YOUR TASK >>
Determine how many lines of the records include "ἑνὸς", and answer with the number alone.

[Collected data]

*-*-*

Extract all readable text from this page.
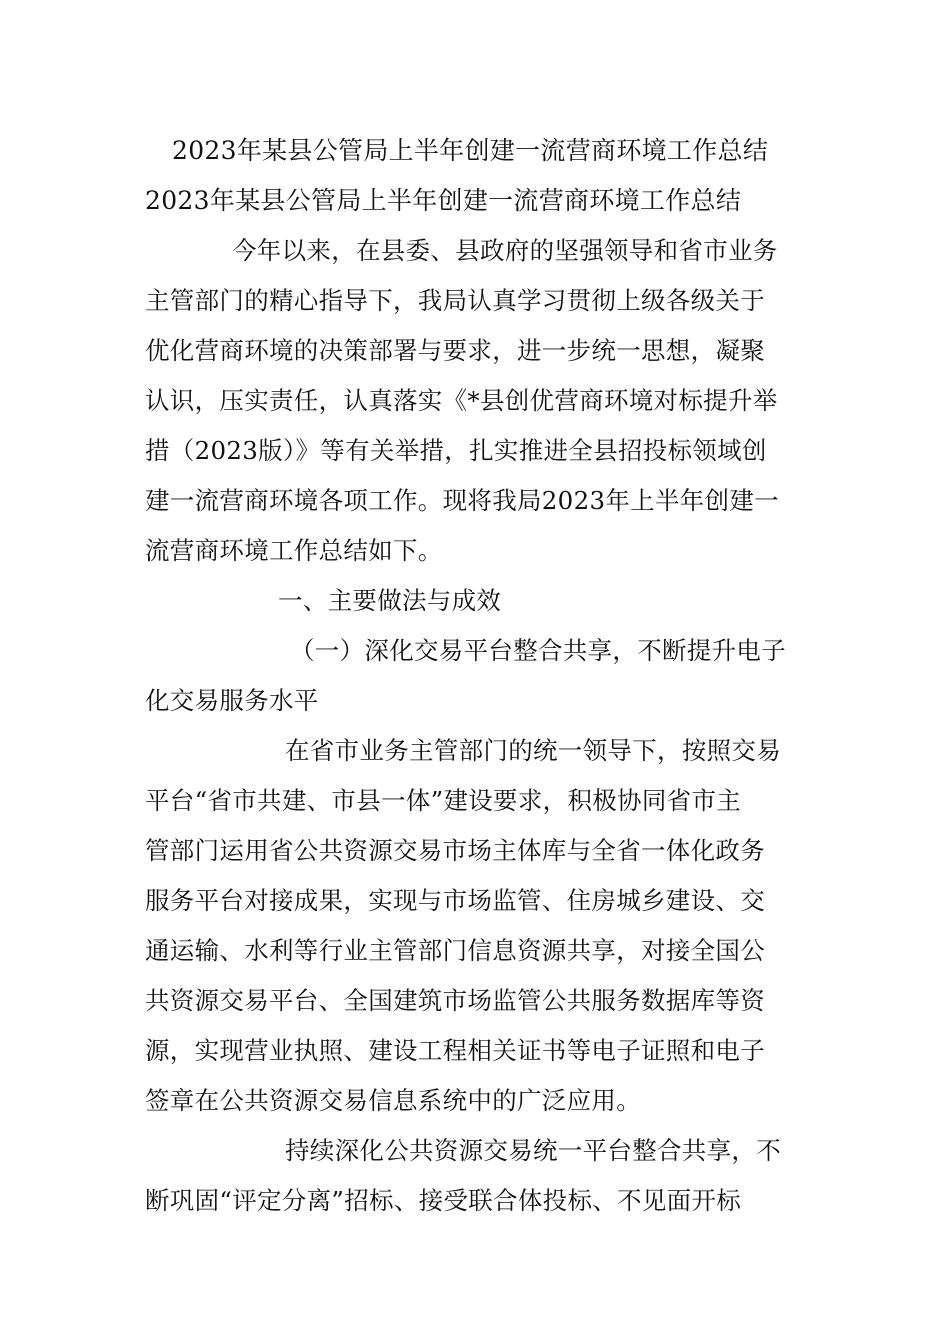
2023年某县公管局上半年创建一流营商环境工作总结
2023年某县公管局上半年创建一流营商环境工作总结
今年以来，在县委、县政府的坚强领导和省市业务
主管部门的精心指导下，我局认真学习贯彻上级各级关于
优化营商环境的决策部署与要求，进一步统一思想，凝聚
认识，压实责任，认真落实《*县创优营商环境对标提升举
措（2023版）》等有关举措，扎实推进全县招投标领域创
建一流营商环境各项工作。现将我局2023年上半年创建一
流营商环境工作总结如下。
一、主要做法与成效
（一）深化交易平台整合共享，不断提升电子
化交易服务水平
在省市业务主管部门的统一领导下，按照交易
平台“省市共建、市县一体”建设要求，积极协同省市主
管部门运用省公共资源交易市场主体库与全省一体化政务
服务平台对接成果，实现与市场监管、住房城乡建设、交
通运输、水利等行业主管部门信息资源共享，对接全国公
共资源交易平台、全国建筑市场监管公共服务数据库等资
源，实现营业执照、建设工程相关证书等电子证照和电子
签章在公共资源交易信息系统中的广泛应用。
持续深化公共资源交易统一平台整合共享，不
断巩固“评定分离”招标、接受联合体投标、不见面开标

*-*-*

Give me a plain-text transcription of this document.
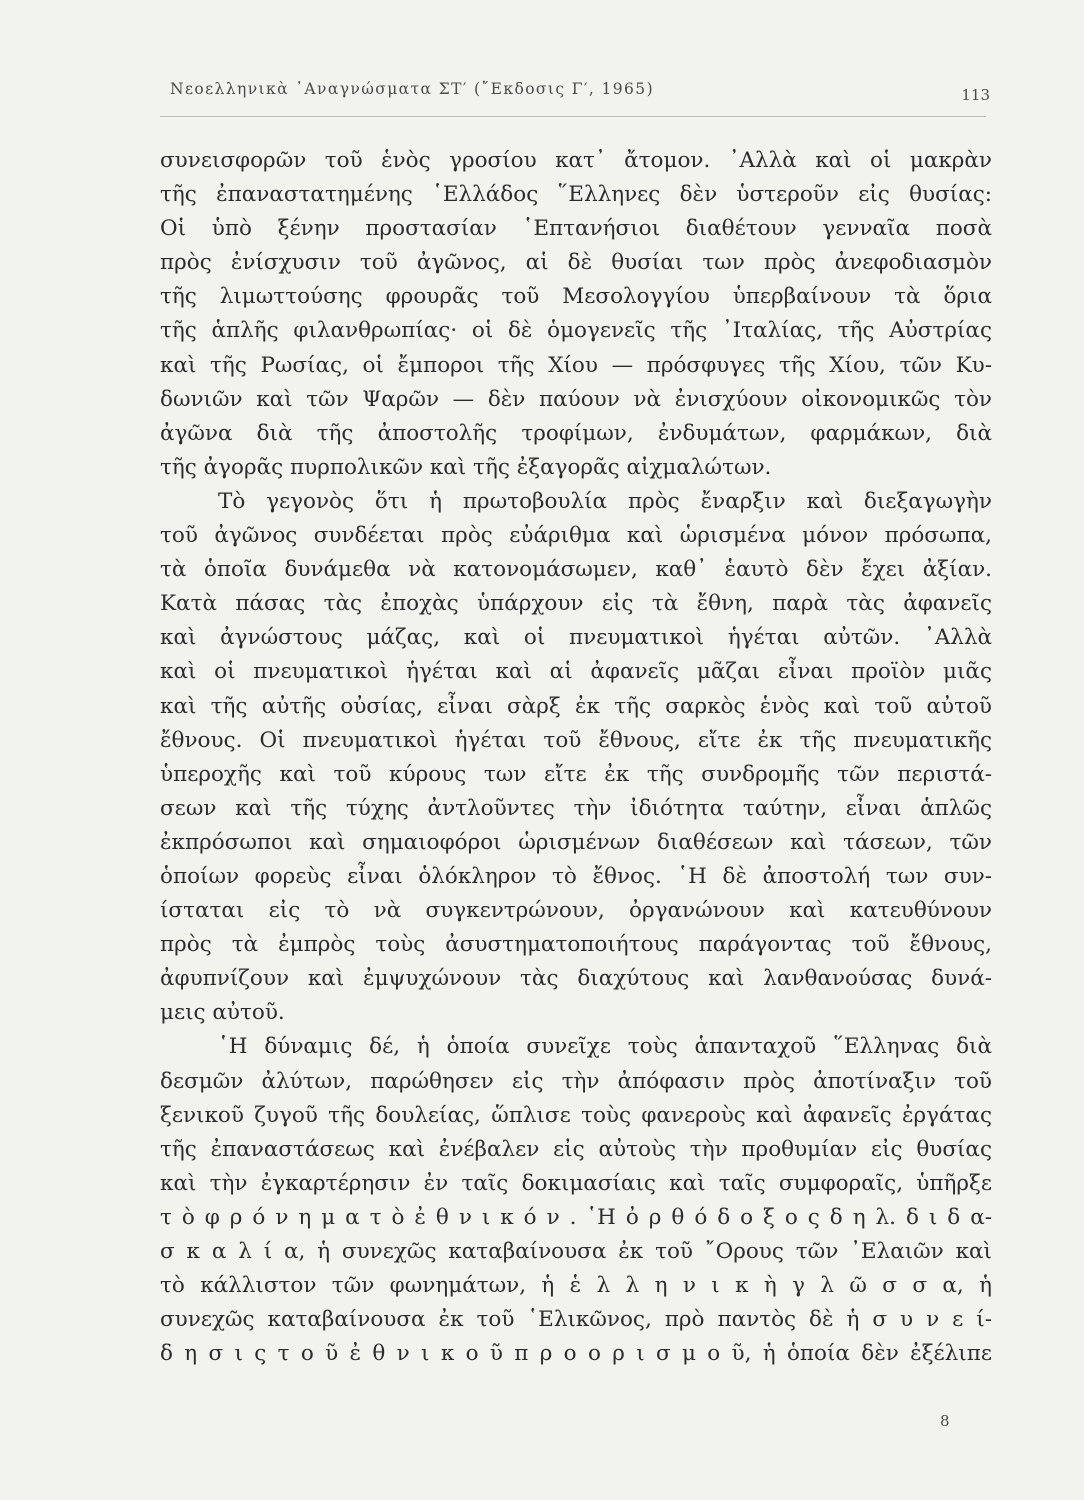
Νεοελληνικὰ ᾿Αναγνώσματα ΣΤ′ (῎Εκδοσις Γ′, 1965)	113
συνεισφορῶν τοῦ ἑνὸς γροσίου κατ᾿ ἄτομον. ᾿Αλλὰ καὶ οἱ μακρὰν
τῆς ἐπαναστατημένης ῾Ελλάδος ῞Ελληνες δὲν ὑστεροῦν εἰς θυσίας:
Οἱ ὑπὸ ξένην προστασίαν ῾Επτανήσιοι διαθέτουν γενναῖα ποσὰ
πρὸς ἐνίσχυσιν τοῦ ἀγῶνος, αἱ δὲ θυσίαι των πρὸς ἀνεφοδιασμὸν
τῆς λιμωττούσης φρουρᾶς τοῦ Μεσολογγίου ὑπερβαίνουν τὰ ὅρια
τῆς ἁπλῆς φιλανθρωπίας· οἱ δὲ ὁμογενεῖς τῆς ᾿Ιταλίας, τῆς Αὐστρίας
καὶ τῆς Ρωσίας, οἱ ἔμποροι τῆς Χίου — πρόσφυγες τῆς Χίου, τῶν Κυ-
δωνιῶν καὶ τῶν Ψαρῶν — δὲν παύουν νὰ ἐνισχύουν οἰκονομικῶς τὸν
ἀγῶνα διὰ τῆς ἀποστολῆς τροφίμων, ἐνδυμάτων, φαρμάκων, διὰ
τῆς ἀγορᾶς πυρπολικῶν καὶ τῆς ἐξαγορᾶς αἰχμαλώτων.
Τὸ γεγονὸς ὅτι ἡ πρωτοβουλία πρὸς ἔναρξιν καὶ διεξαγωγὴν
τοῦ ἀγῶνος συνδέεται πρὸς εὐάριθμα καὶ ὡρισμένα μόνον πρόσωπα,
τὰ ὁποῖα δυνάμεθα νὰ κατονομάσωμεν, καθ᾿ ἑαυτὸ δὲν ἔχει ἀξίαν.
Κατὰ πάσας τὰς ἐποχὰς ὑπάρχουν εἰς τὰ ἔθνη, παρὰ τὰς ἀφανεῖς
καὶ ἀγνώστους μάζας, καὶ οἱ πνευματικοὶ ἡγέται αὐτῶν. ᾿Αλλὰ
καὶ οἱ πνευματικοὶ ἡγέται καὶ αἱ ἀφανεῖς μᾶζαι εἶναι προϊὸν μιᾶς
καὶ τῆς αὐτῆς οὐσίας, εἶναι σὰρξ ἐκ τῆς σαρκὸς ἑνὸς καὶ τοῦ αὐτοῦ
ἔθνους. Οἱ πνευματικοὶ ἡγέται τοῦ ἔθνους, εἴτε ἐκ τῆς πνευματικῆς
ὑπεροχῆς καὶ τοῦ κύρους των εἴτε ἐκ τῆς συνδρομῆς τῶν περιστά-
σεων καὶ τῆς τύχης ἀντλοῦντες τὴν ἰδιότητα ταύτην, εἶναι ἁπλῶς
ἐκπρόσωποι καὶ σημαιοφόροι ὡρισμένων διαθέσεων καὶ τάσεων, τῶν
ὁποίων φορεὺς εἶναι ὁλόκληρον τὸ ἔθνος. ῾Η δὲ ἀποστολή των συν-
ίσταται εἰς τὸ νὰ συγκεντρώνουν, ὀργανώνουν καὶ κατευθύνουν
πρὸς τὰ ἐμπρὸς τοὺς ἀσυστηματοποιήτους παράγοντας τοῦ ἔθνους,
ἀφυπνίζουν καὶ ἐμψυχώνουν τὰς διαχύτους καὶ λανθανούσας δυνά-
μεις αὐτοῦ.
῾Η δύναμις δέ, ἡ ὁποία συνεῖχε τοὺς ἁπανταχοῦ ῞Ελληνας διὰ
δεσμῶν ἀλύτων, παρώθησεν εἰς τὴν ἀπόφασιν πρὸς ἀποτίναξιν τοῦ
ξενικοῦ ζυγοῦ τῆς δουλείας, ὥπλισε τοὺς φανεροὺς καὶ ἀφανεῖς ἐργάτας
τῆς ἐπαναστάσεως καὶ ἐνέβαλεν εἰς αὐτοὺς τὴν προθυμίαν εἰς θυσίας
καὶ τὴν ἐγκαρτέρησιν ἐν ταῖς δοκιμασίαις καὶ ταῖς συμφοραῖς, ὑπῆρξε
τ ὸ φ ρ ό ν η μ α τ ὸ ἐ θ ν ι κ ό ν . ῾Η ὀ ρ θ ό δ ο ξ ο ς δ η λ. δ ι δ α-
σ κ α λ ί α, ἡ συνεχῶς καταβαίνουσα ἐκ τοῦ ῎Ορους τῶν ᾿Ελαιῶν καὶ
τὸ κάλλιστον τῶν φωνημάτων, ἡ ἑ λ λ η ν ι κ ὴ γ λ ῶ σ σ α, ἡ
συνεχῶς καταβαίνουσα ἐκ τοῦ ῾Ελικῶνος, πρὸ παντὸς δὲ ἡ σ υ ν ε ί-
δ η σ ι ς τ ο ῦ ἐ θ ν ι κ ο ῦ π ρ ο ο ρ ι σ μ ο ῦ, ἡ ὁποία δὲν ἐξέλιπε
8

*-*-*

RESPONSE >>
2